- **DOCUMENT EXCERPT**:

Conventional PMI Annual Cost Ranges by Credit Score and LTV2026
| Credit Score | 95% LTV (5% down) | 90% LTV (10% down) | Cancels at 78% LTV? |
| 760+ | ~0.46%-0.55% | ~0.28%-0.35% | Yes, automatically |
| 720-759 | ~0.65%-0.80% | ~0.40%-0.52% | Yes, automatically |
| 680-719 | ~0.90%-1.10% | ~0.58%-0.75% | Yes, automatically |
| 640-679 | ~1.20%-1.40% | ~0.85%-1.05% | Yes, automatically |
| 620-639 | ~1.40%-1.60% | ~0.95%-1.15% | Yes, automatically |
Source: Urban Institute Housing Finance at a Glance, 2025; Freddie Mac consumer education data on PMI cost ranges. Rates are approximate ranges for standard single-family primary residence in Florida. Actual rates vary by lender PMI provider, borrower profile, and property type.
For a buyer at 680 credit with 5% down on a $300,000 conventional loan ($285,000 loan amount), PMI at approximately 1.0% runs $2,850 annually, or $238 per month. That PMI cancels automatically in approximately year 11 to 12 as the loan balance reaches 78% of the original purchase price through standard amortization. The buyer can also request cancellation at 80% LTV if home appreciation brings the LTV below 80% sooner.
Compare that to FHA MIP at the same purchase price: $285,000 loan at 0.55% annual = $1,568 per year, or $131 per month. FHA MIP is cheaper per month in year one for this borrower. But conventional PMI cancels in year 11; FHA MIP never cancels without refinancing. By year 12, the conventional borrower is paying $0 in mortgage insurance. The FHA borrower continues paying $128 per month indefinitely.

- **ENTRIES SHOWN**:
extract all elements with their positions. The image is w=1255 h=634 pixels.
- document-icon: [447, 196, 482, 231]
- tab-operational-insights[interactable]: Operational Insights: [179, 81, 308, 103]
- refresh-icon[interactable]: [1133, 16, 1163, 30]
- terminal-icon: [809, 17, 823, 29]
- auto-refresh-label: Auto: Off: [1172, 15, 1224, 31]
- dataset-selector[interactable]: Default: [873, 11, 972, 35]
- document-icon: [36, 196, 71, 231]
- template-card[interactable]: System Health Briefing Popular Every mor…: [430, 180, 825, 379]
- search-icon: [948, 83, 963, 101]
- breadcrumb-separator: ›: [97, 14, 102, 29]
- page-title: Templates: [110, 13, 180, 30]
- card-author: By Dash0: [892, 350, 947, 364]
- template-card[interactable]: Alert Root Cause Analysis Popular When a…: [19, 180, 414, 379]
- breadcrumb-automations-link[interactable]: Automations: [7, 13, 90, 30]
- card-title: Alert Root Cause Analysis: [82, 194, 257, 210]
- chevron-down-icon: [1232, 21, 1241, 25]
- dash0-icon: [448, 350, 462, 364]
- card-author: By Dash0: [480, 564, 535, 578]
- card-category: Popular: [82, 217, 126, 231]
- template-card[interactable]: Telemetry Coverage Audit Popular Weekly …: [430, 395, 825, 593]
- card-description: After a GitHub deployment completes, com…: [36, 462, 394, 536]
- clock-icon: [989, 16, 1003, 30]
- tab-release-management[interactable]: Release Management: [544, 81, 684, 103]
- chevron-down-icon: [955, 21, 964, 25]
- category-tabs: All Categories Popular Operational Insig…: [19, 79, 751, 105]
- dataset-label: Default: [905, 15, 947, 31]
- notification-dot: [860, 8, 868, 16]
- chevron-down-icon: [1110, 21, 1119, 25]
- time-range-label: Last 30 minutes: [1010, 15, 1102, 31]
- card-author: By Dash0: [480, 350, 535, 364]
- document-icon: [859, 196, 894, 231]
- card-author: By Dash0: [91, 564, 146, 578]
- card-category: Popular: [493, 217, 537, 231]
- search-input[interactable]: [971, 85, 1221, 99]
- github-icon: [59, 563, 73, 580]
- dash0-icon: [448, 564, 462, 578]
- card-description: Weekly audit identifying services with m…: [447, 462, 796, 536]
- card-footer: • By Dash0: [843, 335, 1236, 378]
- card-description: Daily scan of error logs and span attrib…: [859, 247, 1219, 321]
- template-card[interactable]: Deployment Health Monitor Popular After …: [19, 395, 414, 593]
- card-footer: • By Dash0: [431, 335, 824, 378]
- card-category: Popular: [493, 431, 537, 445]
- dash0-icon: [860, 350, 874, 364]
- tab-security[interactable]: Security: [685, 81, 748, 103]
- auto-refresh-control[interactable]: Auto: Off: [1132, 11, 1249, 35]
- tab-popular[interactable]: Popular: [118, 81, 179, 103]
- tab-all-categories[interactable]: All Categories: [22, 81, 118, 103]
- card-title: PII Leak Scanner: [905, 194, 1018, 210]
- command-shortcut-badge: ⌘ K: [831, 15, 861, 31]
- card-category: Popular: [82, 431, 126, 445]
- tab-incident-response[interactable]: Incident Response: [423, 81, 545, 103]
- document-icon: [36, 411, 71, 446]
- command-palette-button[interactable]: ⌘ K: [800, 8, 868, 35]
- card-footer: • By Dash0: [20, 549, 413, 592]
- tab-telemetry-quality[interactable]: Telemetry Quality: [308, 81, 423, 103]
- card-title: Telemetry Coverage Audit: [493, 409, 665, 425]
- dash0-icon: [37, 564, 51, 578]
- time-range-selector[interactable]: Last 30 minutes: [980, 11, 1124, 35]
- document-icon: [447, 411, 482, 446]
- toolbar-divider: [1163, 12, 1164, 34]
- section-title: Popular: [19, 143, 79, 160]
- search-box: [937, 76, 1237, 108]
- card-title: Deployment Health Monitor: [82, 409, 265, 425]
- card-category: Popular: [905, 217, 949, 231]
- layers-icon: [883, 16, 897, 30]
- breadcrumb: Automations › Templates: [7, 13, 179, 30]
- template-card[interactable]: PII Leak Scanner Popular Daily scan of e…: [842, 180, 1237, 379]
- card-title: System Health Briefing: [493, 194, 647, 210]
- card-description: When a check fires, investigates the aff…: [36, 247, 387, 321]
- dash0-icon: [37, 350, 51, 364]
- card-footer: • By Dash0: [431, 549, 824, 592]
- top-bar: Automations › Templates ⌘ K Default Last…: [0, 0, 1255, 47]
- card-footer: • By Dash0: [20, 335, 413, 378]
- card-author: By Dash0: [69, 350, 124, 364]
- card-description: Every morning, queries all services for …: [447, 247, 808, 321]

- **ACTION ITEM**: Please print the part of the PMI cost excerpt that opens with the words containing "For a buyer" and closes with "below 80% sooner.". The entries come from a separate source.

- **WRITTEN REPLY**:
For a buyer at 680 credit with 5% down on a $300,000 conventional loan ($285,000 loan amount), PMI at approximately 1.0% runs $2,850 annually, or $238 per month. That PMI cancels automatically in approximately year 11 to 12 as the loan balance reaches 78% of the original purchase price through standard amortization. The buyer can also request cancellation at 80% LTV if home appreciation brings the LTV below 80% sooner.